## WHAT THE EXERCISE ASKS
Repeat every record below exactly, omitting any pictures.

## RECORDED DATA
—————

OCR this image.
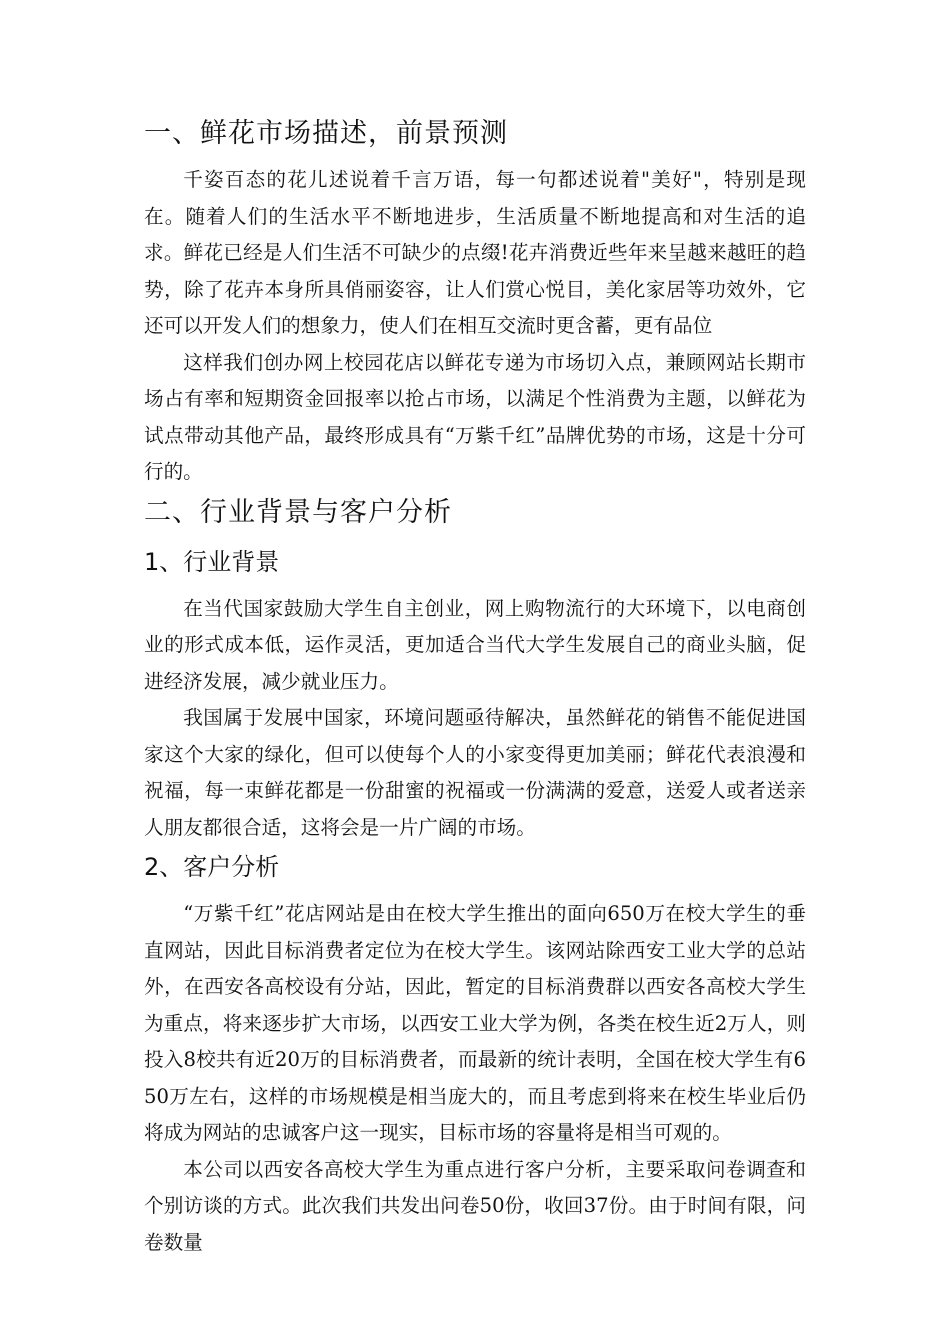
一、鲜花市场描述，前景预测

千姿百态的花儿述说着千言万语，每一句都述说着"美好"，特别是现在。随着人们的生活水平不断地进步，生活质量不断地提高和对生活的追求。鲜花已经是人们生活不可缺少的点缀!花卉消费近些年来呈越来越旺的趋势，除了花卉本身所具俏丽姿容，让人们赏心悦目，美化家居等功效外，它还可以开发人们的想象力，使人们在相互交流时更含蓄，更有品位

这样我们创办网上校园花店以鲜花专递为市场切入点，兼顾网站长期市场占有率和短期资金回报率以抢占市场，以满足个性消费为主题，以鲜花为试点带动其他产品，最终形成具有“万紫千红”品牌优势的市场，这是十分可行的。

二、行业背景与客户分析
1、行业背景

在当代国家鼓励大学生自主创业，网上购物流行的大环境下，以电商创业的形式成本低，运作灵活，更加适合当代大学生发展自己的商业头脑，促进经济发展，减少就业压力。

我国属于发展中国家，环境问题亟待解决，虽然鲜花的销售不能促进国家这个大家的绿化，但可以使每个人的小家变得更加美丽；鲜花代表浪漫和祝福，每一束鲜花都是一份甜蜜的祝福或一份满满的爱意，送爱人或者送亲人朋友都很合适，这将会是一片广阔的市场。

2、客户分析

“万紫千红”花店网站是由在校大学生推出的面向650万在校大学生的垂直网站，因此目标消费者定位为在校大学生。该网站除西安工业大学的总站外，在西安各高校设有分站，因此，暂定的目标消费群以西安各高校大学生为重点，将来逐步扩大市场，以西安工业大学为例，各类在校生近2万人，则投入8校共有近20万的目标消费者，而最新的统计表明，全国在校大学生有650万左右，这样的市场规模是相当庞大的，而且考虑到将来在校生毕业后仍将成为网站的忠诚客户这一现实，目标市场的容量将是相当可观的。

本公司以西安各高校大学生为重点进行客户分析，主要采取问卷调查和个别访谈的方式。此次我们共发出问卷50份，收回37份。由于时间有限，问卷数量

—————

## ANSWER TO THE EXERCISE
OCR this image.
一、鲜花市场描述，前景预测

千姿百态的花儿述说着千言万语，每一句都述说着"美好"，特别是现在。随着人们的生活水平不断地进步，生活质量不断地提高和对生活的追求。鲜花已经是人们生活不可缺少的点缀!花卉消费近些年来呈越来越旺的趋势，除了花卉本身所具俏丽姿容，让人们赏心悦目，美化家居等功效外，它还可以开发人们的想象力，使人们在相互交流时更含蓄，更有品位

这样我们创办网上校园花店以鲜花专递为市场切入点，兼顾网站长期市场占有率和短期资金回报率以抢占市场，以满足个性消费为主题，以鲜花为试点带动其他产品，最终形成具有“万紫千红”品牌优势的市场，这是十分可行的。

二、行业背景与客户分析
1、行业背景

在当代国家鼓励大学生自主创业，网上购物流行的大环境下，以电商创业的形式成本低，运作灵活，更加适合当代大学生发展自己的商业头脑，促进经济发展，减少就业压力。

我国属于发展中国家，环境问题亟待解决，虽然鲜花的销售不能促进国家这个大家的绿化，但可以使每个人的小家变得更加美丽；鲜花代表浪漫和祝福，每一束鲜花都是一份甜蜜的祝福或一份满满的爱意，送爱人或者送亲人朋友都很合适，这将会是一片广阔的市场。

2、客户分析

“万紫千红”花店网站是由在校大学生推出的面向650万在校大学生的垂直网站，因此目标消费者定位为在校大学生。该网站除西安工业大学的总站外，在西安各高校设有分站，因此，暂定的目标消费群以西安各高校大学生为重点，将来逐步扩大市场，以西安工业大学为例，各类在校生近2万人，则投入8校共有近20万的目标消费者，而最新的统计表明，全国在校大学生有650万左右，这样的市场规模是相当庞大的，而且考虑到将来在校生毕业后仍将成为网站的忠诚客户这一现实，目标市场的容量将是相当可观的。

本公司以西安各高校大学生为重点进行客户分析，主要采取问卷调查和个别访谈的方式。此次我们共发出问卷50份，收回37份。由于时间有限，问卷数量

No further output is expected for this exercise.